● **PASSAGE GIVEN**:

|---|

This post is going to bring together a bunch of themes on the future of architectural documentation that I’ve been writing about recently on both Shoegnome and BIM Engine. If all the hyperlink, URL, and QR Code talk doesn’t make any sense, read these posts. And if by some chance you’ve missed all my posts about going digital, catch up here.

My house has a better website than your Architecture Project

I am in the process of selling my house. Real Estate marketing has changed a lot since I last had to deal with realtors (2003, 2005, and 2006). Well not changed so much as evolved. My house has a website. You can reach it by visiting my realtor’s site, clicking on the listing in the MLS database, going directly to the site if you know the URL, or by using your phone to capture the QR Code that is on all the glossy full color handouts. On the website you can learn all the details of what a great house it is, how it’s priced perfectly, and what a great deal it is-a steal really. There are plenty of images and tons of data that remind me of BIM (room sizes, heating system, site maps, etc.). On some of these realty websites-not mine-there are floor plans and even virtual tours. Also every one of these websites (and MLS listings) is connected to Google and Bing Maps.

living room

See where I’m going?

Imagine if in addition to a printed set of documents (or a PDF set) every project also had a website. This could be a service that the architect provides, so the website doesn’t need to be www.1234fakestreet.com or www.greenroofapartments-MPLS.com, but could just as easily be www.smartarchitecturefirm.com/projectname. The architect gets to be the steward of the site (read: one who makes extra profits from new services). What’s on this site? Anything project related you can imagine. Perhaps all those links in the PDFs and all those QR codes don’t lead to a million places on the web, but to one centralized website portal. From there the owner/contractor/subcontractor/etc. can access the contracts, the construction documents, the cut sheets, the schedule, 3D images, the BIM file, BIMx files, videos, construction photos… the list of things is endless.

But let’s focus back on just the sheets for a moment. What if every sheet had a QR code in the titleblock. That QR code leads to an online sheet index that has the date of the latest version of each sheet (and download links of course). Every morning the crew on the jobsite can check if their documents are still up to date. Someone pricing the project can check if they have an old set. The architect can download the sheets when visiting the lighting consultant. The contractor can call up the list at the lumberyard from his phone. The architect (or AEC team) just has to coordinate one website. I’m sure there is project management software out there doing this already. But are we linking it DIRECTLY to the documents and making it accessible to everyone involved?

|---|

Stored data
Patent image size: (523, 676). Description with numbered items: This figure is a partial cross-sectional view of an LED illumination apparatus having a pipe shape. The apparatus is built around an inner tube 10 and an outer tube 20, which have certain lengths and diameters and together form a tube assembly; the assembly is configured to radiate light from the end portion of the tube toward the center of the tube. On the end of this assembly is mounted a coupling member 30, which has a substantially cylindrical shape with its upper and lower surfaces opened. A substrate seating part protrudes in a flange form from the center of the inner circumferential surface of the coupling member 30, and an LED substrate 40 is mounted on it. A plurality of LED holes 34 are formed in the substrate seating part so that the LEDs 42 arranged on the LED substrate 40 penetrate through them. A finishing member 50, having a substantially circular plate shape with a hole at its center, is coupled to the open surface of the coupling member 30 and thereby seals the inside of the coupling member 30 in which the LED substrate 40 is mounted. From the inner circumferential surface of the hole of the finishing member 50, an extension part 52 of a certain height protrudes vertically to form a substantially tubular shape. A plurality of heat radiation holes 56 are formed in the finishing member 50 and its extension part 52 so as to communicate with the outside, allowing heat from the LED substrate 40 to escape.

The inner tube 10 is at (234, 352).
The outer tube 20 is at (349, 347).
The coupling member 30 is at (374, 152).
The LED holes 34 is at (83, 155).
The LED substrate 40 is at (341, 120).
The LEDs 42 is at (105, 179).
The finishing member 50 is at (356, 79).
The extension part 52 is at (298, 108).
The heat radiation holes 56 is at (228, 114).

|---|

● **GIVEN PROBLEM 1**:
From the post on project websites, transcribe the part that opens with the words containing "This post is" and closes with "catch up here.".
● **GIVEN PROBLEM 2**:
Decide whether each statement below agrees with the post on project websites. Answer yes or no for each and quote the words from the post that settle it.
(a) The writer's own house website includes floor plans and virtual tours.
(b) The QR Code for the writer's house is printed on the glossy full color handouts.
(c) The proposed QR code in each titleblock leads to an online sheet index showing the date of the latest version of each sheet.

● **TASK SOLUTION 1**:
This post is going to bring together a bunch of themes on the future of architectural documentation that I’ve been writing about recently on both Shoegnome and BIM Engine. If all the hyperlink, URL, and QR Code talk doesn’t make any sense, read these posts. And if by some chance you’ve missed all my posts about going digital, catch up here.

● **TASK SOLUTION 2**:
(a) No: "On some of these realty websites-not mine-there are floor plans and even virtual tours."
(b) Yes: "by using your phone to capture the QR Code that is on all the glossy full color handouts"
(c) Yes: "That QR code leads to an online sheet index that has the date of the latest version of each sheet"